## Start Records supplied

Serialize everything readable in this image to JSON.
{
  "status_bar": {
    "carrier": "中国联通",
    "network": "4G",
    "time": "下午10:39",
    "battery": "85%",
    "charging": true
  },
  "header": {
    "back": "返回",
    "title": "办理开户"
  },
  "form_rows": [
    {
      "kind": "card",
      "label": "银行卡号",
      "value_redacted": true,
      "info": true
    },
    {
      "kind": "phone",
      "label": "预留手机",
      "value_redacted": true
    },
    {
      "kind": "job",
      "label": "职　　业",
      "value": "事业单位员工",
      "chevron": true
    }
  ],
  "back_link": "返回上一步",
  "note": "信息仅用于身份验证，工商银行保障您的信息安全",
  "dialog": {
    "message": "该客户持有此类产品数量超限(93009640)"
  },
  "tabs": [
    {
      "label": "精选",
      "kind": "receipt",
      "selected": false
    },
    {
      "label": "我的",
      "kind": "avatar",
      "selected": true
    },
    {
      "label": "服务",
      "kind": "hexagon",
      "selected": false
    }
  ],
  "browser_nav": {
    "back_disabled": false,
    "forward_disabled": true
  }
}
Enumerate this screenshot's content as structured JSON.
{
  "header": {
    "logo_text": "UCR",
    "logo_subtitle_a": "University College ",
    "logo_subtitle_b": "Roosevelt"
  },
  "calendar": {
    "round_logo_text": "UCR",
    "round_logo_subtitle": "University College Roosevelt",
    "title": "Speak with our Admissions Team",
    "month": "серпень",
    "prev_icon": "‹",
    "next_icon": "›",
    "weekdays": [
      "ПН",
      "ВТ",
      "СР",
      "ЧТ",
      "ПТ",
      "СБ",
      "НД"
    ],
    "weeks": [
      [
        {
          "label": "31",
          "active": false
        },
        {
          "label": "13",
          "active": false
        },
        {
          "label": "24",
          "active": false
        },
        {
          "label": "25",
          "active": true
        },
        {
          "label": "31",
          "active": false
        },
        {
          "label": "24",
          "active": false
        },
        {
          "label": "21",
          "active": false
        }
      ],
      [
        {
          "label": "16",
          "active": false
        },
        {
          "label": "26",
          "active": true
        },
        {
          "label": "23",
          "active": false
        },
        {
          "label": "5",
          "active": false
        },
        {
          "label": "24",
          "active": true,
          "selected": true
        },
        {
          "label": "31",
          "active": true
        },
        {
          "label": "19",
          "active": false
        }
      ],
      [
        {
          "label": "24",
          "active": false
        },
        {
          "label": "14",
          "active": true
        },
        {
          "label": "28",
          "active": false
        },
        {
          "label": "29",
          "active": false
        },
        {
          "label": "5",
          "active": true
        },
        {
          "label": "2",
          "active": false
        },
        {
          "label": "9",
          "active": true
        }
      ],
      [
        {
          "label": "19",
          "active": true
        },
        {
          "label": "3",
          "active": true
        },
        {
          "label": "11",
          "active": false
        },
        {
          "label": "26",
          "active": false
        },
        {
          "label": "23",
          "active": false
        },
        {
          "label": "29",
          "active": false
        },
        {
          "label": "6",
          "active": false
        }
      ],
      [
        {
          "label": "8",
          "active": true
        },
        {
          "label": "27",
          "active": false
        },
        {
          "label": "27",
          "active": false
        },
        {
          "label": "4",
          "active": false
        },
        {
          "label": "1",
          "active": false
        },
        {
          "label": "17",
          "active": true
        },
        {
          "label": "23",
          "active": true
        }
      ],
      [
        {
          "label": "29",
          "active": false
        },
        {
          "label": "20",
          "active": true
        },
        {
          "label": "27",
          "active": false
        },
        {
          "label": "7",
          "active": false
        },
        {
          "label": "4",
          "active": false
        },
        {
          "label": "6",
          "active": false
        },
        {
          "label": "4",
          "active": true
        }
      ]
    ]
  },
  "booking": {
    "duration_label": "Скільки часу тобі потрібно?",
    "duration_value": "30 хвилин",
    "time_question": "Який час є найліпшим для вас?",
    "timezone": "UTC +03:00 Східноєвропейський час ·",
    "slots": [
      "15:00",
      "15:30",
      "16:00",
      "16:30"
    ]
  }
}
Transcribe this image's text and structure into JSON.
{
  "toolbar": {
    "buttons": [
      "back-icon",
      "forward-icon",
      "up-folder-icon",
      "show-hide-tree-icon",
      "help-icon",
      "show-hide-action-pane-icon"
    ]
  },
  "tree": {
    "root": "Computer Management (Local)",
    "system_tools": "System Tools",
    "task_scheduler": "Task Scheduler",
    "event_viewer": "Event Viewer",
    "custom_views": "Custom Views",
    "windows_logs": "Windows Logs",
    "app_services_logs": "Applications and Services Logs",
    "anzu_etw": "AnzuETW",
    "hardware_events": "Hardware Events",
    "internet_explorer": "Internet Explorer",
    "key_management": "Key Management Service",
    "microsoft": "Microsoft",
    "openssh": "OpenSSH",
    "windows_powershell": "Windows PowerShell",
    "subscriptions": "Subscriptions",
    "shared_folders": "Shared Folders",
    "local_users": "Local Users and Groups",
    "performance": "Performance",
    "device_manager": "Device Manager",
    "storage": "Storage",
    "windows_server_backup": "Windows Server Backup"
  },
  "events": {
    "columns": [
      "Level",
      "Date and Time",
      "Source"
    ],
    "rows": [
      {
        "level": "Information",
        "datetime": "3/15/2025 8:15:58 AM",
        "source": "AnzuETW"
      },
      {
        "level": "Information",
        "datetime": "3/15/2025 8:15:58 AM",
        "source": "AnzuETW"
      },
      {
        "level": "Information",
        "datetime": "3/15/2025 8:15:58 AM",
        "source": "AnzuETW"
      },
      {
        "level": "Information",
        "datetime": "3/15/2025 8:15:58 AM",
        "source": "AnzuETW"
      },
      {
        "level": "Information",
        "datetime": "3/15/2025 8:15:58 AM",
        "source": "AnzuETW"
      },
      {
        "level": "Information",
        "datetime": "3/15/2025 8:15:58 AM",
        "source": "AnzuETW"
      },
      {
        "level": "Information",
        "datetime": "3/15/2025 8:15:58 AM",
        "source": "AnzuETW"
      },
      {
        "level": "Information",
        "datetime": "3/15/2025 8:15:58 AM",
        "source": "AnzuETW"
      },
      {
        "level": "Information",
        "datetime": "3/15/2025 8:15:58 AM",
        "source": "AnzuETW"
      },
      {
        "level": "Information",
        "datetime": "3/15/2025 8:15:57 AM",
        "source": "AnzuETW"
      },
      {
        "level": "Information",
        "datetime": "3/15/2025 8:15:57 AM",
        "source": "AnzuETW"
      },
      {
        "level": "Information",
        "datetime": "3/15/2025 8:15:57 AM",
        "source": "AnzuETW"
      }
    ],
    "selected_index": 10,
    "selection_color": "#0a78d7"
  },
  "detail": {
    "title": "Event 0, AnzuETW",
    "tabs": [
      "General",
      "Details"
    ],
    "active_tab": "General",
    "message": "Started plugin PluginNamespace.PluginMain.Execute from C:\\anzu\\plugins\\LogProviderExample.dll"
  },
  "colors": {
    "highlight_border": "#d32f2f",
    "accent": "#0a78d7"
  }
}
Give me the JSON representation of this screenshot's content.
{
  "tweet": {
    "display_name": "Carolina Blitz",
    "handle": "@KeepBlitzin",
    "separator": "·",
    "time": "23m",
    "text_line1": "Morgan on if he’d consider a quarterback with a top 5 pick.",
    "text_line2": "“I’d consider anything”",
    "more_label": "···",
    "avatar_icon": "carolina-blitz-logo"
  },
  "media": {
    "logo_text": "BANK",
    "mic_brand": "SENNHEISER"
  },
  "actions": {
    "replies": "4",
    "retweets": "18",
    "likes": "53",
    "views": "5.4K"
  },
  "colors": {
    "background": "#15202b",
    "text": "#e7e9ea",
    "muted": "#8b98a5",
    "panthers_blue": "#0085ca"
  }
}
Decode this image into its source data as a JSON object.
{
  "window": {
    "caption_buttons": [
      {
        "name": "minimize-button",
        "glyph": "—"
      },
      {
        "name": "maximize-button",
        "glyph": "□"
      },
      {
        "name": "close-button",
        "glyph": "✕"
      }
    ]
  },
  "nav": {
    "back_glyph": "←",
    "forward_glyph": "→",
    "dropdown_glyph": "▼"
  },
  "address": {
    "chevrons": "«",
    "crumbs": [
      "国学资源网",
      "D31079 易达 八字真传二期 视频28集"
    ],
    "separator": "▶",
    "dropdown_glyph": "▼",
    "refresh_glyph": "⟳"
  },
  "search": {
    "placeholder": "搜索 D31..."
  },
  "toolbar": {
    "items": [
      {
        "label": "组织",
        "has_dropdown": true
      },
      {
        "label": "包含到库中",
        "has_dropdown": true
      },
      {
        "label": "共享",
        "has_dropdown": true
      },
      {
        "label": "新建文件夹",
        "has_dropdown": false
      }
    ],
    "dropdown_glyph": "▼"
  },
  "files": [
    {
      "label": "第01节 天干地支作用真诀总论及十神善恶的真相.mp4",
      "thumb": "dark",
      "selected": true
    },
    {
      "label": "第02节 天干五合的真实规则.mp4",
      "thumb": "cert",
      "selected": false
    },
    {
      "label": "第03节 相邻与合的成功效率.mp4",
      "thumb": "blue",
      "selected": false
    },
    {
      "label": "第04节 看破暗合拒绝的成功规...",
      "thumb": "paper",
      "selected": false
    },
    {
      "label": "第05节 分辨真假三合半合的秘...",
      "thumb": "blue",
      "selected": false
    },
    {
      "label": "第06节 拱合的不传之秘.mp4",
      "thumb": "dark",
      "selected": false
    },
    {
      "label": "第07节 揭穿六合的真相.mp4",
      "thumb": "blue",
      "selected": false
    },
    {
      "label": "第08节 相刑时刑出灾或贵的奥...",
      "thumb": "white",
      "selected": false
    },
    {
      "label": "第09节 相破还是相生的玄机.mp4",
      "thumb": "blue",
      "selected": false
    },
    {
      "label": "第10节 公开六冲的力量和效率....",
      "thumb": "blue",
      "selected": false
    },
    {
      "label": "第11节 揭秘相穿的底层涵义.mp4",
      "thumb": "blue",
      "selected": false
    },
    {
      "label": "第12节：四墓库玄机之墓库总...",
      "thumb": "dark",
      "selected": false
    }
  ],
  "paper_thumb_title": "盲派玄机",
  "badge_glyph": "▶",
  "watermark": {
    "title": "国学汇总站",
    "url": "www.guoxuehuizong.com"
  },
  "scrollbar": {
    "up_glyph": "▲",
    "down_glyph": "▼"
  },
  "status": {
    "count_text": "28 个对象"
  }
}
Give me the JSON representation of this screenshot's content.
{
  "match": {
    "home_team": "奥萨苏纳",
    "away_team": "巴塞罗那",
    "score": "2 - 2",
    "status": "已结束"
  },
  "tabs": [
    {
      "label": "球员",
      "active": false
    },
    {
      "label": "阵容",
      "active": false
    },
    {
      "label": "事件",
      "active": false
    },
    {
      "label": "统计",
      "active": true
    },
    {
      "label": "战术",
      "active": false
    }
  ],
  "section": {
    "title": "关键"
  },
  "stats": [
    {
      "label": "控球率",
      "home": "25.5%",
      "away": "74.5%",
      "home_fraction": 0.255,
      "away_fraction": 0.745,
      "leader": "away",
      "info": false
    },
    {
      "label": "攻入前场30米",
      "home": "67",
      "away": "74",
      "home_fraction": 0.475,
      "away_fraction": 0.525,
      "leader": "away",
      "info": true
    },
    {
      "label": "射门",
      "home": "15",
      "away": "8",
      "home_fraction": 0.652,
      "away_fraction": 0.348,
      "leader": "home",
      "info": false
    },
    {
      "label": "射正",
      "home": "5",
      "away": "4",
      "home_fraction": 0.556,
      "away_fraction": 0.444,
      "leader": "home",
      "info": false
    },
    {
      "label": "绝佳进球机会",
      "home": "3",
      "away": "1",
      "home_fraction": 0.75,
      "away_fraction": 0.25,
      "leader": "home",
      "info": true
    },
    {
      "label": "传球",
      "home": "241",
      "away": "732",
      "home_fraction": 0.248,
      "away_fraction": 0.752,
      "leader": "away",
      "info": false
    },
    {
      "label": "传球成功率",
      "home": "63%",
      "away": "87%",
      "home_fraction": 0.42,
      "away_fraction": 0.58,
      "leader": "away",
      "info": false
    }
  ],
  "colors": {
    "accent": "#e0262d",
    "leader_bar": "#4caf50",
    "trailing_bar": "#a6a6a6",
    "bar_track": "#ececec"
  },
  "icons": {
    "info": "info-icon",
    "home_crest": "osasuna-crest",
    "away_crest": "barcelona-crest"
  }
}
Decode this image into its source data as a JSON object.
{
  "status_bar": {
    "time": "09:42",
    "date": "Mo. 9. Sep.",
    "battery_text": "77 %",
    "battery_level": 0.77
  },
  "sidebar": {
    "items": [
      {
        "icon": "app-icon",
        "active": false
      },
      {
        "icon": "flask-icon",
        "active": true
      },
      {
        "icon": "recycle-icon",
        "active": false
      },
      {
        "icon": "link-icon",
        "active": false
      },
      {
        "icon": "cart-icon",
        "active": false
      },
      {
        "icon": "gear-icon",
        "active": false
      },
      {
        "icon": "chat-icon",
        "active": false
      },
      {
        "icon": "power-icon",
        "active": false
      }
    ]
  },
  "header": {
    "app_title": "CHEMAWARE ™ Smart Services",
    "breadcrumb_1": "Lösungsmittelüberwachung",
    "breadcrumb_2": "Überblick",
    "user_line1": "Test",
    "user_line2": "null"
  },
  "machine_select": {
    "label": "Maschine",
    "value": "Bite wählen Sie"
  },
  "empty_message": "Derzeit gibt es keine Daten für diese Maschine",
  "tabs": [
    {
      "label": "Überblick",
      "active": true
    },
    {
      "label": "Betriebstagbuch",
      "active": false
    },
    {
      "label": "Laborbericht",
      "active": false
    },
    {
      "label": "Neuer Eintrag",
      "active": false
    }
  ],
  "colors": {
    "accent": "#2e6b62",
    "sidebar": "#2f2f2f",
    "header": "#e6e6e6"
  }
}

## End Records supplied

Where a line above includes "consider", copy that line.

▶ _Worked solution_:
    "text_line1": "Morgan on if he’d consider a quarterback with a top 5 pick.",
    "text_line2": "“I’d consider anything”",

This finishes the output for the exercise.